### Material for this task
====

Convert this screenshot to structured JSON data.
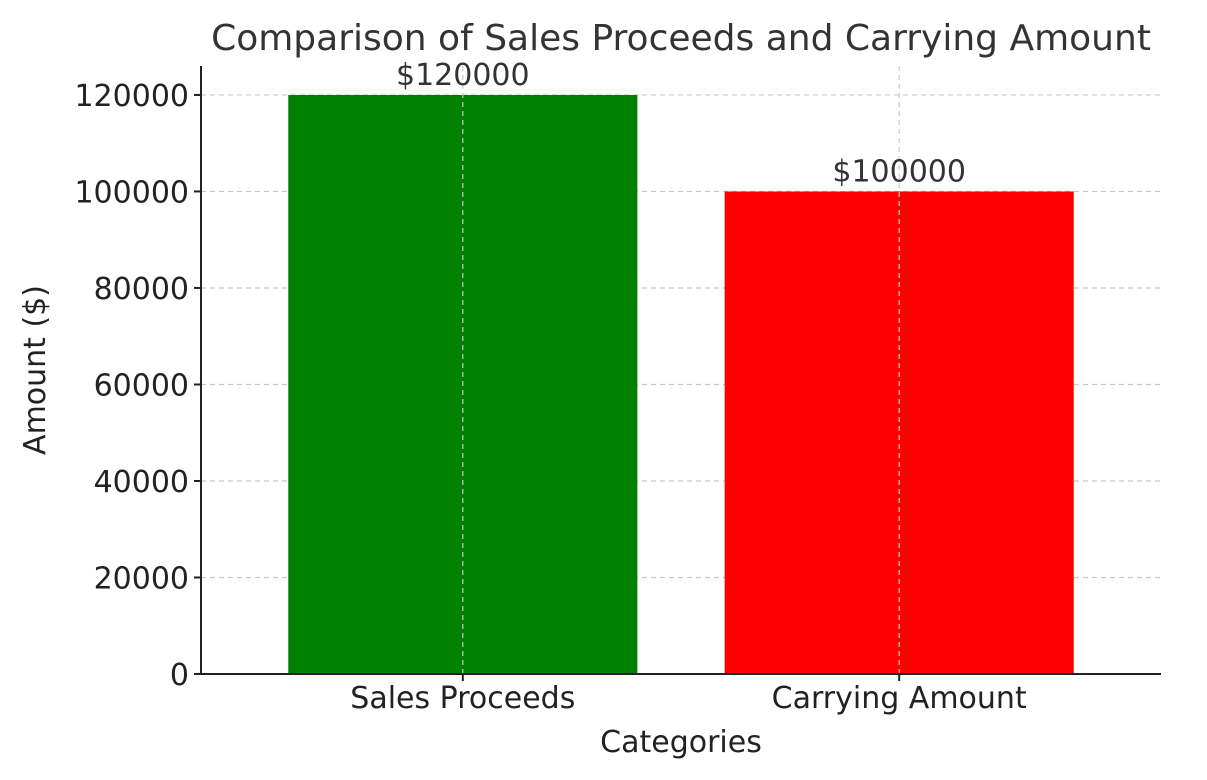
{
  "chart_data": {
    "type": "bar",
    "title": "Comparison of Sales Proceeds and Carrying Amount",
    "xlabel": "Categories",
    "ylabel": "Amount ($)",
    "categories": [
      "Sales Proceeds",
      "Carrying Amount"
    ],
    "values": [
      120000,
      100000
    ],
    "data_labels": [
      "$120000",
      "$100000"
    ],
    "colors": [
      "#008000",
      "#ff0000"
    ],
    "ylim": [
      0,
      126000
    ],
    "yticks": [
      0,
      20000,
      40000,
      60000,
      80000,
      100000,
      120000
    ],
    "ytick_labels": [
      "0",
      "20000",
      "40000",
      "60000",
      "80000",
      "100000",
      "120000"
    ],
    "grid": true
  }
}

====

### What the task requires
Reproduce all of the material exactly, apart from the pictures.

### Task result
Convert this screenshot to structured JSON data.
{
  "chart_data": {
    "type": "bar",
    "title": "Comparison of Sales Proceeds and Carrying Amount",
    "xlabel": "Categories",
    "ylabel": "Amount ($)",
    "categories": [
      "Sales Proceeds",
      "Carrying Amount"
    ],
    "values": [
      120000,
      100000
    ],
    "data_labels": [
      "$120000",
      "$100000"
    ],
    "colors": [
      "#008000",
      "#ff0000"
    ],
    "ylim": [
      0,
      126000
    ],
    "yticks": [
      0,
      20000,
      40000,
      60000,
      80000,
      100000,
      120000
    ],
    "ytick_labels": [
      "0",
      "20000",
      "40000",
      "60000",
      "80000",
      "100000",
      "120000"
    ],
    "grid": true
  }
}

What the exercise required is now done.